Your goal:
Write out each line word for word. Drop pictures.

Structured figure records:

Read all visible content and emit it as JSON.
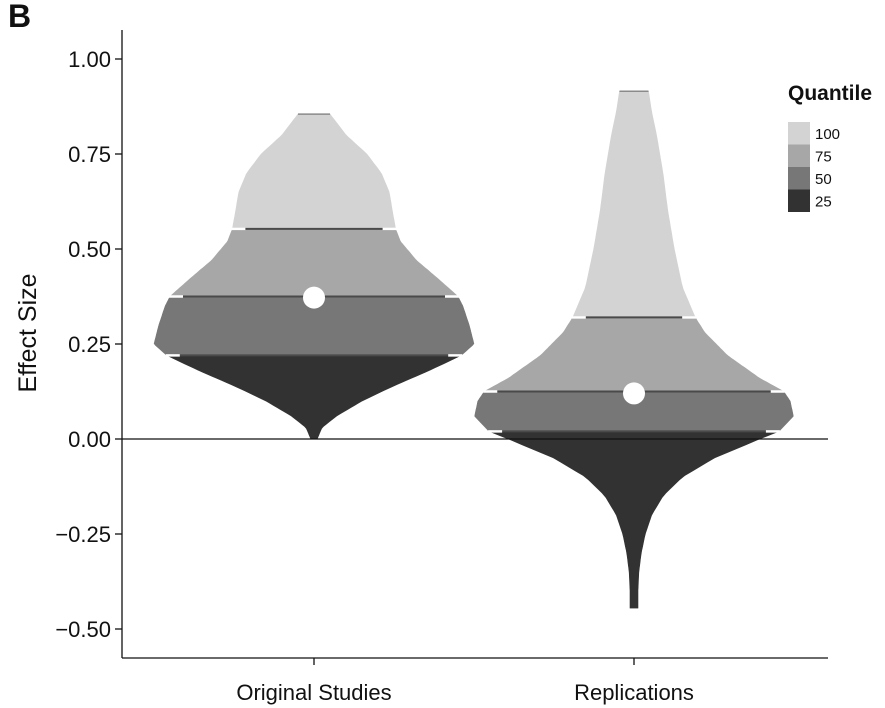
{
  "panel_label": "B",
  "chart_data": {
    "type": "violin",
    "title": "",
    "xlabel": "",
    "ylabel": "Effect Size",
    "ylim": [
      -0.58,
      1.07
    ],
    "yticks": [
      {
        "value": 1.0,
        "label": "1.00"
      },
      {
        "value": 0.75,
        "label": "0.75"
      },
      {
        "value": 0.5,
        "label": "0.50"
      },
      {
        "value": 0.25,
        "label": "0.25"
      },
      {
        "value": 0.0,
        "label": "0.00"
      },
      {
        "value": -0.25,
        "label": "−0.25"
      },
      {
        "value": -0.5,
        "label": "−0.50"
      }
    ],
    "reference_line": 0.0,
    "grid": false,
    "legend": {
      "title": "Quantile",
      "placement": "right",
      "entries": [
        {
          "label": "100",
          "color": "#d3d3d3"
        },
        {
          "label": "75",
          "color": "#a7a7a7"
        },
        {
          "label": "50",
          "color": "#777777"
        },
        {
          "label": "25",
          "color": "#323232"
        }
      ]
    },
    "groups": [
      {
        "name": "Original Studies",
        "min": 0.0,
        "max": 0.855,
        "quartiles": [
          0.22,
          0.375,
          0.553
        ],
        "mean": 0.372,
        "density": [
          [
            0.0,
            0.02
          ],
          [
            0.03,
            0.05
          ],
          [
            0.06,
            0.14
          ],
          [
            0.1,
            0.3
          ],
          [
            0.14,
            0.5
          ],
          [
            0.18,
            0.72
          ],
          [
            0.22,
            0.92
          ],
          [
            0.25,
            1.0
          ],
          [
            0.3,
            0.97
          ],
          [
            0.35,
            0.93
          ],
          [
            0.375,
            0.9
          ],
          [
            0.42,
            0.78
          ],
          [
            0.47,
            0.64
          ],
          [
            0.52,
            0.54
          ],
          [
            0.553,
            0.51
          ],
          [
            0.6,
            0.49
          ],
          [
            0.65,
            0.47
          ],
          [
            0.7,
            0.42
          ],
          [
            0.75,
            0.33
          ],
          [
            0.8,
            0.2
          ],
          [
            0.855,
            0.1
          ]
        ]
      },
      {
        "name": "Replications",
        "min": -0.445,
        "max": 0.915,
        "quartiles": [
          0.02,
          0.125,
          0.32
        ],
        "mean": 0.12,
        "density": [
          [
            -0.445,
            0.025
          ],
          [
            -0.4,
            0.025
          ],
          [
            -0.35,
            0.03
          ],
          [
            -0.3,
            0.045
          ],
          [
            -0.25,
            0.07
          ],
          [
            -0.2,
            0.11
          ],
          [
            -0.15,
            0.18
          ],
          [
            -0.1,
            0.3
          ],
          [
            -0.05,
            0.5
          ],
          [
            0.0,
            0.78
          ],
          [
            0.02,
            0.9
          ],
          [
            0.06,
            0.99
          ],
          [
            0.1,
            0.97
          ],
          [
            0.125,
            0.93
          ],
          [
            0.16,
            0.78
          ],
          [
            0.22,
            0.58
          ],
          [
            0.28,
            0.44
          ],
          [
            0.32,
            0.38
          ],
          [
            0.4,
            0.3
          ],
          [
            0.5,
            0.25
          ],
          [
            0.6,
            0.21
          ],
          [
            0.7,
            0.18
          ],
          [
            0.8,
            0.14
          ],
          [
            0.86,
            0.11
          ],
          [
            0.915,
            0.09
          ]
        ]
      }
    ]
  }
}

Response to the task:
Read all visible content and emit it as JSON.
{
  "panel_label": "B",
  "chart_data": {
    "type": "violin",
    "title": "",
    "xlabel": "",
    "ylabel": "Effect Size",
    "ylim": [
      -0.58,
      1.07
    ],
    "yticks": [
      {
        "value": 1.0,
        "label": "1.00"
      },
      {
        "value": 0.75,
        "label": "0.75"
      },
      {
        "value": 0.5,
        "label": "0.50"
      },
      {
        "value": 0.25,
        "label": "0.25"
      },
      {
        "value": 0.0,
        "label": "0.00"
      },
      {
        "value": -0.25,
        "label": "−0.25"
      },
      {
        "value": -0.5,
        "label": "−0.50"
      }
    ],
    "reference_line": 0.0,
    "grid": false,
    "legend": {
      "title": "Quantile",
      "placement": "right",
      "entries": [
        {
          "label": "100",
          "color": "#d3d3d3"
        },
        {
          "label": "75",
          "color": "#a7a7a7"
        },
        {
          "label": "50",
          "color": "#777777"
        },
        {
          "label": "25",
          "color": "#323232"
        }
      ]
    },
    "groups": [
      {
        "name": "Original Studies",
        "min": 0.0,
        "max": 0.855,
        "quartiles": [
          0.22,
          0.375,
          0.553
        ],
        "mean": 0.372,
        "density": [
          [
            0.0,
            0.02
          ],
          [
            0.03,
            0.05
          ],
          [
            0.06,
            0.14
          ],
          [
            0.1,
            0.3
          ],
          [
            0.14,
            0.5
          ],
          [
            0.18,
            0.72
          ],
          [
            0.22,
            0.92
          ],
          [
            0.25,
            1.0
          ],
          [
            0.3,
            0.97
          ],
          [
            0.35,
            0.93
          ],
          [
            0.375,
            0.9
          ],
          [
            0.42,
            0.78
          ],
          [
            0.47,
            0.64
          ],
          [
            0.52,
            0.54
          ],
          [
            0.553,
            0.51
          ],
          [
            0.6,
            0.49
          ],
          [
            0.65,
            0.47
          ],
          [
            0.7,
            0.42
          ],
          [
            0.75,
            0.33
          ],
          [
            0.8,
            0.2
          ],
          [
            0.855,
            0.1
          ]
        ]
      },
      {
        "name": "Replications",
        "min": -0.445,
        "max": 0.915,
        "quartiles": [
          0.02,
          0.125,
          0.32
        ],
        "mean": 0.12,
        "density": [
          [
            -0.445,
            0.025
          ],
          [
            -0.4,
            0.025
          ],
          [
            -0.35,
            0.03
          ],
          [
            -0.3,
            0.045
          ],
          [
            -0.25,
            0.07
          ],
          [
            -0.2,
            0.11
          ],
          [
            -0.15,
            0.18
          ],
          [
            -0.1,
            0.3
          ],
          [
            -0.05,
            0.5
          ],
          [
            0.0,
            0.78
          ],
          [
            0.02,
            0.9
          ],
          [
            0.06,
            0.99
          ],
          [
            0.1,
            0.97
          ],
          [
            0.125,
            0.93
          ],
          [
            0.16,
            0.78
          ],
          [
            0.22,
            0.58
          ],
          [
            0.28,
            0.44
          ],
          [
            0.32,
            0.38
          ],
          [
            0.4,
            0.3
          ],
          [
            0.5,
            0.25
          ],
          [
            0.6,
            0.21
          ],
          [
            0.7,
            0.18
          ],
          [
            0.8,
            0.14
          ],
          [
            0.86,
            0.11
          ],
          [
            0.915,
            0.09
          ]
        ]
      }
    ]
  }
}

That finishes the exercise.